* REQUEST *
Quote everything from the start of the entries down to the line containing "Circle shape [710,251,726,267]", including that line, reproducing each line verbatim.

(Layout dataset entries)
══════

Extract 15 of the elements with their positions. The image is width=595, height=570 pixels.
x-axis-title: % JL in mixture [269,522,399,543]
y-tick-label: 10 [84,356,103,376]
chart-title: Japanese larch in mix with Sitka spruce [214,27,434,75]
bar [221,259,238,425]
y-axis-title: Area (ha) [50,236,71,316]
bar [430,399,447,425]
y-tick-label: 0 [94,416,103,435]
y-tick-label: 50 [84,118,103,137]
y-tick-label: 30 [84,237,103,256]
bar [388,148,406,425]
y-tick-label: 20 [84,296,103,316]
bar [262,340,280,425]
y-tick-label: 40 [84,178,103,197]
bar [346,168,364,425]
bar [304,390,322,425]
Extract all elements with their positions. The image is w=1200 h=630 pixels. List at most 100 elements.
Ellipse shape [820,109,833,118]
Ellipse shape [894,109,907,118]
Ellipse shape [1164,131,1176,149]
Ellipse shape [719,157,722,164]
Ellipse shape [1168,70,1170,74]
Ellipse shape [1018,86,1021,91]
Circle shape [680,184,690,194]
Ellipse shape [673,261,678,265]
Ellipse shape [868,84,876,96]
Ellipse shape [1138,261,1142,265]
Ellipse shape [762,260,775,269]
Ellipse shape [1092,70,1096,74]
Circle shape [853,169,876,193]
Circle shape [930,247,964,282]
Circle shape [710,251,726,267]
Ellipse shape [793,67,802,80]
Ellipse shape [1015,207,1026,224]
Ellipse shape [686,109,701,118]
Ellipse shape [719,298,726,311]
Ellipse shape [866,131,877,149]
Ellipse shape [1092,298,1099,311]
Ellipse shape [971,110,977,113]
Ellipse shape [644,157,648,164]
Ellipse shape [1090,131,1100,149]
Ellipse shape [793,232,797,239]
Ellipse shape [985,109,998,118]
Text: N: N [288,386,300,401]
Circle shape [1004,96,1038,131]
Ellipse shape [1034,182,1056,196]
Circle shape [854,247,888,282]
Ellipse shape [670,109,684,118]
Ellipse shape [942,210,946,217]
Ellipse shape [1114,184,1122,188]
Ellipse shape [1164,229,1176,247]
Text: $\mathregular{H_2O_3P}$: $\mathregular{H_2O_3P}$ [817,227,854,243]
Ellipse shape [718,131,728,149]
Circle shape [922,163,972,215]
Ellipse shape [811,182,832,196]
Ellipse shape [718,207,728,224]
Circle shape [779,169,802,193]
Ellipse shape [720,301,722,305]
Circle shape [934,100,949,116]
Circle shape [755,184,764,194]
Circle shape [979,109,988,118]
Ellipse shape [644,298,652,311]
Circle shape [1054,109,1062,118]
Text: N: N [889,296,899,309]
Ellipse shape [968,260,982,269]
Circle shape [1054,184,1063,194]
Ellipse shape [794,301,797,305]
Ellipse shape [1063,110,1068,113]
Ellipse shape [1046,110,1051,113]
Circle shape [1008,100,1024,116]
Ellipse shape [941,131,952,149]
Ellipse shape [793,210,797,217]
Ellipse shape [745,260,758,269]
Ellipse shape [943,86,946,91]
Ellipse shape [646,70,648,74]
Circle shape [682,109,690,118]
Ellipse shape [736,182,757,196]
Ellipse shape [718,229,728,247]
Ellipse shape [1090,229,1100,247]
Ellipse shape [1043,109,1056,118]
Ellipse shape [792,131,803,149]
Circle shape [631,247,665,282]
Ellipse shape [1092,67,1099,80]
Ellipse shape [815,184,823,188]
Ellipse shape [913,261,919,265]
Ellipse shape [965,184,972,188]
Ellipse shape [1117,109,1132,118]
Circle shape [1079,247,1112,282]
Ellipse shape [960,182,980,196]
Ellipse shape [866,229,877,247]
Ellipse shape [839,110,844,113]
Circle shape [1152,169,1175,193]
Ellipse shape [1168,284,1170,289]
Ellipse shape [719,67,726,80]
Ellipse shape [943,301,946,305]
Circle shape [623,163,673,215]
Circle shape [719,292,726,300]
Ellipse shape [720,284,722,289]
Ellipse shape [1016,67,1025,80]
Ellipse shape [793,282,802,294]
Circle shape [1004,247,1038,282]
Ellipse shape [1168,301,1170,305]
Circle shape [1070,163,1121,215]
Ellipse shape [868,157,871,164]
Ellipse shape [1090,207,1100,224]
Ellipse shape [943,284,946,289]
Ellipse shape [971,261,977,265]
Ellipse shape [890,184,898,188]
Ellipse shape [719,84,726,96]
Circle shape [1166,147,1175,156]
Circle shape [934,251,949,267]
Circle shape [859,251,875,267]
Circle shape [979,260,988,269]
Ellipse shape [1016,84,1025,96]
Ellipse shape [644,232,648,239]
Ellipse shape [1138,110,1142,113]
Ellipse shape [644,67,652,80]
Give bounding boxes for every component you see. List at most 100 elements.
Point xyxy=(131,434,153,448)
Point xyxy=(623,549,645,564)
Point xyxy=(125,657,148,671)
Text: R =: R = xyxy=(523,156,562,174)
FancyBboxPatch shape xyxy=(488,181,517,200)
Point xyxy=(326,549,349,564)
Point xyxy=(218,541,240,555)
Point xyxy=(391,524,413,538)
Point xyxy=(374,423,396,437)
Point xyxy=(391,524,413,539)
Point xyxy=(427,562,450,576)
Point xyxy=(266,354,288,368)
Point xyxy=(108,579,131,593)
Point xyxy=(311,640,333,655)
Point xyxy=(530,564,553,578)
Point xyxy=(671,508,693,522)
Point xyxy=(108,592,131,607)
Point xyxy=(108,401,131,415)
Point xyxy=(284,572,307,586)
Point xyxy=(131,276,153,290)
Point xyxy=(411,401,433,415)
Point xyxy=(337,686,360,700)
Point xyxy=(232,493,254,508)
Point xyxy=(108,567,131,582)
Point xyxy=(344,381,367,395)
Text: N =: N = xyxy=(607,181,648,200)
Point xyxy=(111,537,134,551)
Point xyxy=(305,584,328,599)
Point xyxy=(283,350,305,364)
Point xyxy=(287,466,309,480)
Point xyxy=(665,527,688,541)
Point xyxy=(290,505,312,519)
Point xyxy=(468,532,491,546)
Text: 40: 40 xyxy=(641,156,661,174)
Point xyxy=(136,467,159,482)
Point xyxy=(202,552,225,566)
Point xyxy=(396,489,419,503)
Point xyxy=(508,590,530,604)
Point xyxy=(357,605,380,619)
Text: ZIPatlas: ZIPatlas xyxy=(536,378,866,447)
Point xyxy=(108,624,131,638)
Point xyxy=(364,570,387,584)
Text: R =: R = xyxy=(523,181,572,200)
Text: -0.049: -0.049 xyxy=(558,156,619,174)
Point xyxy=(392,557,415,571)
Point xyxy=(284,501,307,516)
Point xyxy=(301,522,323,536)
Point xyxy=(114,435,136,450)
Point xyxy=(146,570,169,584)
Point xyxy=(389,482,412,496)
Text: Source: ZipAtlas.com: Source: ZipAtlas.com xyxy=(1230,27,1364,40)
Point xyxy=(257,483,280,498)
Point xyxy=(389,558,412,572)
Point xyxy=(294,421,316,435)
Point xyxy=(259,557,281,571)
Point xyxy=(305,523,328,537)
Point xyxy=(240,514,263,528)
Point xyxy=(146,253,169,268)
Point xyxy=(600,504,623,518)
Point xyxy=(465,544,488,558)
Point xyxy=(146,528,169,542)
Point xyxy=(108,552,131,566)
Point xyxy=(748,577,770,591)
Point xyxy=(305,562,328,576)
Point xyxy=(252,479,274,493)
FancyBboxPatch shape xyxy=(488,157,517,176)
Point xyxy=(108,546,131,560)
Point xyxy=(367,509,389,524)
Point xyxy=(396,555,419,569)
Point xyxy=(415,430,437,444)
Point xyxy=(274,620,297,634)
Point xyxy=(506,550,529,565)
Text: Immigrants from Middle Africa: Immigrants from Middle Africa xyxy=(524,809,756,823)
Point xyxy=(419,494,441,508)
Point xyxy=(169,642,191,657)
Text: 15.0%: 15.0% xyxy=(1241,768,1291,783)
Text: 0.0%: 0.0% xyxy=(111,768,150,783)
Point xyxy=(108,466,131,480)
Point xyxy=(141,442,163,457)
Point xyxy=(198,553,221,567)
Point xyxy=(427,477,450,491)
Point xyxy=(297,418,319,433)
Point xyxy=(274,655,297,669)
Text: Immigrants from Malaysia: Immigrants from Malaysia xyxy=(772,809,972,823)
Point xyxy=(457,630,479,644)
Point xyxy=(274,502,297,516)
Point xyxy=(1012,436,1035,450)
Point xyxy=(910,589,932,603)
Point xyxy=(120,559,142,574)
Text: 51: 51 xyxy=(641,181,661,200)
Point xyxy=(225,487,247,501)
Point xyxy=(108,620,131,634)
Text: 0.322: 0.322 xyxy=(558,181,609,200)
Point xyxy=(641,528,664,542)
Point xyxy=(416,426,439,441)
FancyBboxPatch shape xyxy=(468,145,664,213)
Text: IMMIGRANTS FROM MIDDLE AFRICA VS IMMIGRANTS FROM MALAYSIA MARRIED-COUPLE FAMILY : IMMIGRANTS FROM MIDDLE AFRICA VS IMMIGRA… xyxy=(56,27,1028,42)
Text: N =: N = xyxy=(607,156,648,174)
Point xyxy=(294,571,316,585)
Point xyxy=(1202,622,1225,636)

══════

* FULL OUTPUT *
Extract 15 of the elements with their positions. The image is width=595, height=570 pixels.
x-axis-title: % JL in mixture [269,522,399,543]
y-tick-label: 10 [84,356,103,376]
chart-title: Japanese larch in mix with Sitka spruce [214,27,434,75]
bar [221,259,238,425]
y-axis-title: Area (ha) [50,236,71,316]
bar [430,399,447,425]
y-tick-label: 0 [94,416,103,435]
y-tick-label: 50 [84,118,103,137]
y-tick-label: 30 [84,237,103,256]
bar [388,148,406,425]
y-tick-label: 20 [84,296,103,316]
bar [262,340,280,425]
y-tick-label: 40 [84,178,103,197]
bar [346,168,364,425]
bar [304,390,322,425]
Extract all elements with their positions. The image is w=1200 h=630 pixels. List at most 100 elements.
Ellipse shape [820,109,833,118]
Ellipse shape [894,109,907,118]
Ellipse shape [1164,131,1176,149]
Ellipse shape [719,157,722,164]
Ellipse shape [1168,70,1170,74]
Ellipse shape [1018,86,1021,91]
Circle shape [680,184,690,194]
Ellipse shape [673,261,678,265]
Ellipse shape [868,84,876,96]
Ellipse shape [1138,261,1142,265]
Ellipse shape [762,260,775,269]
Ellipse shape [1092,70,1096,74]
Circle shape [853,169,876,193]
Circle shape [930,247,964,282]
Circle shape [710,251,726,267]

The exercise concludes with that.